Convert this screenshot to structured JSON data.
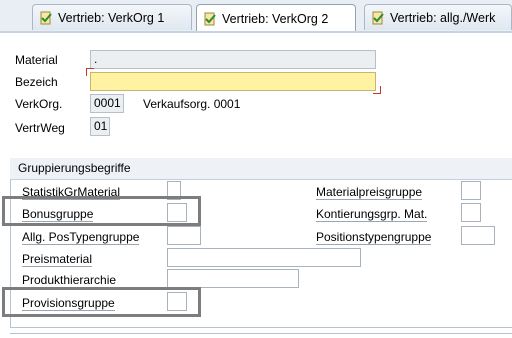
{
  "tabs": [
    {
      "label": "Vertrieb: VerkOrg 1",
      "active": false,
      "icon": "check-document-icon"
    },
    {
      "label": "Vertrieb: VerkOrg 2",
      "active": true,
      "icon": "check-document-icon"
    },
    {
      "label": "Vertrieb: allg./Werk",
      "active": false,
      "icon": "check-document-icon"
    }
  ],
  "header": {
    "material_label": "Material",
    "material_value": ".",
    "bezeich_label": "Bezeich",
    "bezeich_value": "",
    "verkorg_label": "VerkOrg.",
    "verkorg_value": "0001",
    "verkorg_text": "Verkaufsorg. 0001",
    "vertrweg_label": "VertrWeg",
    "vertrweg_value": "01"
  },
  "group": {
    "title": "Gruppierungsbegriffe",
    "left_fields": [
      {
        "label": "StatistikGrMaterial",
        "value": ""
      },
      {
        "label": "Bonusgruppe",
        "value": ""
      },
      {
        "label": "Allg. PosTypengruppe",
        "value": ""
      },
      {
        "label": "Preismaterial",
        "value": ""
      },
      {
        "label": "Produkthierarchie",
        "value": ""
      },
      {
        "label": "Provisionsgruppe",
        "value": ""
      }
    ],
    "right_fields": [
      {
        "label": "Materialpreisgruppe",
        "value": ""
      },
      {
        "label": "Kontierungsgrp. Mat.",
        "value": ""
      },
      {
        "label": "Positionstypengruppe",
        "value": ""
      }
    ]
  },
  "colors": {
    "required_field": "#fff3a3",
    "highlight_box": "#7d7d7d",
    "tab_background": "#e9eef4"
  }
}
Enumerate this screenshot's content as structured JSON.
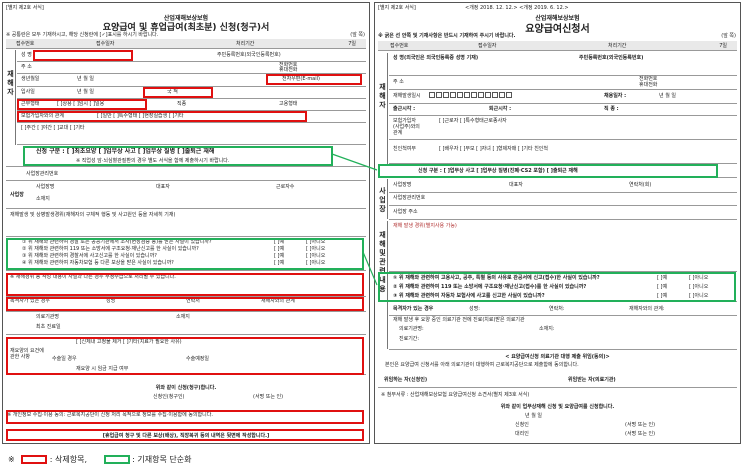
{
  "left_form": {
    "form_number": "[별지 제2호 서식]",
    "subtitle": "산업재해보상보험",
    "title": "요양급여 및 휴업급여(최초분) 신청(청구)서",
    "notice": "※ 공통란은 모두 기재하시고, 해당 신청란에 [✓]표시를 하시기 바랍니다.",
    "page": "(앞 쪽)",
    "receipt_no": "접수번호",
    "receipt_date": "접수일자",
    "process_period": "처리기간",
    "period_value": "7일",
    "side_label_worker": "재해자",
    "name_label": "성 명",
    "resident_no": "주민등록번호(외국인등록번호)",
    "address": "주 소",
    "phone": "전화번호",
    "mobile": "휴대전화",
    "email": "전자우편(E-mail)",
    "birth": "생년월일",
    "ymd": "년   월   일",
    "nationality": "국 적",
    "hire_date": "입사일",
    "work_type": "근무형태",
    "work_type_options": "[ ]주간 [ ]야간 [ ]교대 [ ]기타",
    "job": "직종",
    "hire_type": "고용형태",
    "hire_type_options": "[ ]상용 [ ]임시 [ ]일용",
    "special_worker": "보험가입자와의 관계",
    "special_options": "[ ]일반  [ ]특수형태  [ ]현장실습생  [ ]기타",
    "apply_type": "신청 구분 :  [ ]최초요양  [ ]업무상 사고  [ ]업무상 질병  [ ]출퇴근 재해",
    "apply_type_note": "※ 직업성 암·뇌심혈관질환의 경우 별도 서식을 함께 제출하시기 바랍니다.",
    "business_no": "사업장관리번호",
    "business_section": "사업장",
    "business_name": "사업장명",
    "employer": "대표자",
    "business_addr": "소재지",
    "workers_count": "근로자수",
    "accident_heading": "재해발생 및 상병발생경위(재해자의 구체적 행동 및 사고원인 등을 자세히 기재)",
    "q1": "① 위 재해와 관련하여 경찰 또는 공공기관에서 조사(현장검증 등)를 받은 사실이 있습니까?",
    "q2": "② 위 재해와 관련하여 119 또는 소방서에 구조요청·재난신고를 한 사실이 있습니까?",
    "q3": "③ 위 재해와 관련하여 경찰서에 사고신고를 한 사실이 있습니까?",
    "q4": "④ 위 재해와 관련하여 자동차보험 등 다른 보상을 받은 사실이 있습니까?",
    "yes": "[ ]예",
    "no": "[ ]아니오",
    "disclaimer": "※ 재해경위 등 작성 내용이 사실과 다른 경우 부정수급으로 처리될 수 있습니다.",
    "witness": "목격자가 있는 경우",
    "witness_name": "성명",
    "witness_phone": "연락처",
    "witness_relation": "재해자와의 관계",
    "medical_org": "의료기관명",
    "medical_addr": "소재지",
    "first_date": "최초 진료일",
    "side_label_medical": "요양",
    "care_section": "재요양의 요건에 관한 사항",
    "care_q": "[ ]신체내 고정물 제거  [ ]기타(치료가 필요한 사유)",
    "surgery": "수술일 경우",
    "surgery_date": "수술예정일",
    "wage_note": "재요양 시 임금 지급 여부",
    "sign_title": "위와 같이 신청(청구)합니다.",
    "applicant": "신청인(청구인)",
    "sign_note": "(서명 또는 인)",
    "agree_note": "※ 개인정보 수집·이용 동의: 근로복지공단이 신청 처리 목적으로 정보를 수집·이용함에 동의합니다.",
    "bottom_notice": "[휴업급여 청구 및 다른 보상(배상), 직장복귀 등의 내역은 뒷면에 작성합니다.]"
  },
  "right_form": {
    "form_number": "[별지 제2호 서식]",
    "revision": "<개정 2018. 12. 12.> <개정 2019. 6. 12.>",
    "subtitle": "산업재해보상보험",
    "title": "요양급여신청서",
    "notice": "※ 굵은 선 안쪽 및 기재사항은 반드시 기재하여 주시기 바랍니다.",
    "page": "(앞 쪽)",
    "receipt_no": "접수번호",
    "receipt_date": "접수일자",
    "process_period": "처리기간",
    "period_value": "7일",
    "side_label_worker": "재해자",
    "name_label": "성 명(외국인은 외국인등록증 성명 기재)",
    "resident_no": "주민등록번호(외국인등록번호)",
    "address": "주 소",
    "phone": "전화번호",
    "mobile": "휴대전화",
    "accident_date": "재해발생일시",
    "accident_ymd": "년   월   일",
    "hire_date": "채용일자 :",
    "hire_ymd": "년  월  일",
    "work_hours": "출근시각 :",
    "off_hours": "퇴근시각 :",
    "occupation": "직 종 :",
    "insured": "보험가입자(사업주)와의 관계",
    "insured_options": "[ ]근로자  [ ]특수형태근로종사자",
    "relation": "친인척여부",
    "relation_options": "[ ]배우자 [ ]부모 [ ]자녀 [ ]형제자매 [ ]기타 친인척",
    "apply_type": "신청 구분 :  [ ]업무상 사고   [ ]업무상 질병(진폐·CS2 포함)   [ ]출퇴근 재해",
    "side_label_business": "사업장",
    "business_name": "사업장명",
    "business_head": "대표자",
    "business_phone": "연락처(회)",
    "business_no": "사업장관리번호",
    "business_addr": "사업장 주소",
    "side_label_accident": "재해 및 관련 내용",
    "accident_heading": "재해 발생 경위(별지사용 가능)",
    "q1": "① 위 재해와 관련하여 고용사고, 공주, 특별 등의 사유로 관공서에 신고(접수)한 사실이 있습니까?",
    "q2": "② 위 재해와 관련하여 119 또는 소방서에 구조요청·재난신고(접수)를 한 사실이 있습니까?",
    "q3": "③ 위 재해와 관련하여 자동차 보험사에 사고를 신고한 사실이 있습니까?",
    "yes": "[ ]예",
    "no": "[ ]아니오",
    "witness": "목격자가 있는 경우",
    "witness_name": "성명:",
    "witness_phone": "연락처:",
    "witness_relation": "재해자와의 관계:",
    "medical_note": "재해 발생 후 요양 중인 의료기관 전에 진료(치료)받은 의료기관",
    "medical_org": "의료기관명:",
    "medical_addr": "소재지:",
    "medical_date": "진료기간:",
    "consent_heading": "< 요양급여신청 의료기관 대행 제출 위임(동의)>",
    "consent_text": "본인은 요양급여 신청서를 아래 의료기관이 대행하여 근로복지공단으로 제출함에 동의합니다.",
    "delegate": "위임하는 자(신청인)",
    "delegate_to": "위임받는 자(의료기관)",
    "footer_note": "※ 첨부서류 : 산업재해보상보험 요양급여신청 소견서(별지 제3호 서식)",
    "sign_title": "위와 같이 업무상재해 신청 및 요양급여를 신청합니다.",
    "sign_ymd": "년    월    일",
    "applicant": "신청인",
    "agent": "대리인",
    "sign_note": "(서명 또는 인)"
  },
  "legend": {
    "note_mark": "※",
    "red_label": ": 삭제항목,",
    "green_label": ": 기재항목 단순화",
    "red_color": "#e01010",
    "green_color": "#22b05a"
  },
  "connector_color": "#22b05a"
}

• Directions for this task: Above are the records; copy every line in them that holds the word "structured".

• Correct output:
Convert this screenshot to structured JSON data.
Enumerate this screenshot's content as structured JSON.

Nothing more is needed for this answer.